__Data for the task__.
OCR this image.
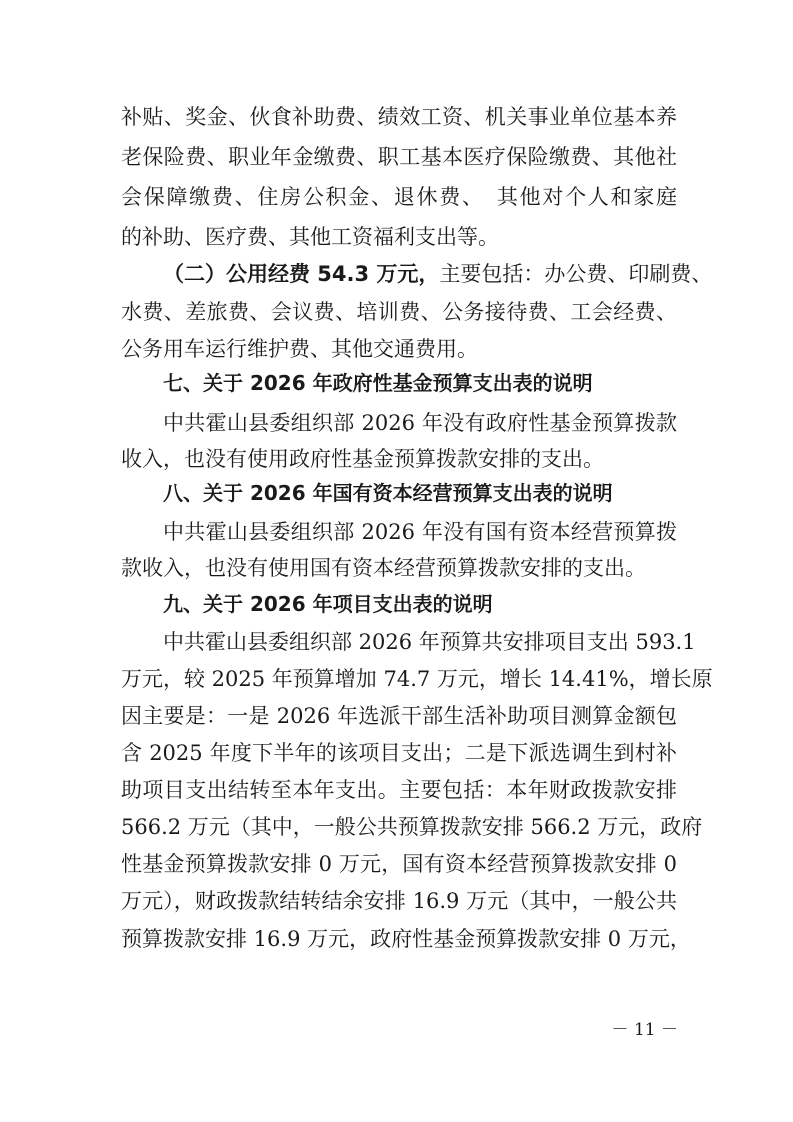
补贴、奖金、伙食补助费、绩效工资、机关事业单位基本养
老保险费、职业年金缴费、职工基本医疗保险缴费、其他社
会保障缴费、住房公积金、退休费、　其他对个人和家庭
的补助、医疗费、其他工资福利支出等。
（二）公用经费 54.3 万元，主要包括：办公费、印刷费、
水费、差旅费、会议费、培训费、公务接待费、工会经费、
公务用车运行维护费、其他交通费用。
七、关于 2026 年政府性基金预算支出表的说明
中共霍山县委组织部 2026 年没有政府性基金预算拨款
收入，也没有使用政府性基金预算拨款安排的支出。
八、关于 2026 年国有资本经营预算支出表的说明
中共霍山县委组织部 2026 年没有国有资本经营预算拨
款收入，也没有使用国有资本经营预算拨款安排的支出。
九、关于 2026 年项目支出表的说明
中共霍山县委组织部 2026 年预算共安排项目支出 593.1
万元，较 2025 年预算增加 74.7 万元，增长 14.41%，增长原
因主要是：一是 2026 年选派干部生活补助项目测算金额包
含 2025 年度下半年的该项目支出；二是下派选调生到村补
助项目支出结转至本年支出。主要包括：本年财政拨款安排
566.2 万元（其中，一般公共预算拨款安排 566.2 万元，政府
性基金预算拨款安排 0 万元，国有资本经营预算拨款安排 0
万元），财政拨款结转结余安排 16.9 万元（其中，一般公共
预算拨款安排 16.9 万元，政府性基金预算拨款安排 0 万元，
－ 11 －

__To do__. Output an exact copy of the material, with the pictures removed.

__Solution__.
OCR this image.
补贴、奖金、伙食补助费、绩效工资、机关事业单位基本养
老保险费、职业年金缴费、职工基本医疗保险缴费、其他社
会保障缴费、住房公积金、退休费、　其他对个人和家庭
的补助、医疗费、其他工资福利支出等。
（二）公用经费 54.3 万元，主要包括：办公费、印刷费、
水费、差旅费、会议费、培训费、公务接待费、工会经费、
公务用车运行维护费、其他交通费用。
七、关于 2026 年政府性基金预算支出表的说明
中共霍山县委组织部 2026 年没有政府性基金预算拨款
收入，也没有使用政府性基金预算拨款安排的支出。
八、关于 2026 年国有资本经营预算支出表的说明
中共霍山县委组织部 2026 年没有国有资本经营预算拨
款收入，也没有使用国有资本经营预算拨款安排的支出。
九、关于 2026 年项目支出表的说明
中共霍山县委组织部 2026 年预算共安排项目支出 593.1
万元，较 2025 年预算增加 74.7 万元，增长 14.41%，增长原
因主要是：一是 2026 年选派干部生活补助项目测算金额包
含 2025 年度下半年的该项目支出；二是下派选调生到村补
助项目支出结转至本年支出。主要包括：本年财政拨款安排
566.2 万元（其中，一般公共预算拨款安排 566.2 万元，政府
性基金预算拨款安排 0 万元，国有资本经营预算拨款安排 0
万元），财政拨款结转结余安排 16.9 万元（其中，一般公共
预算拨款安排 16.9 万元，政府性基金预算拨款安排 0 万元，
－ 11 －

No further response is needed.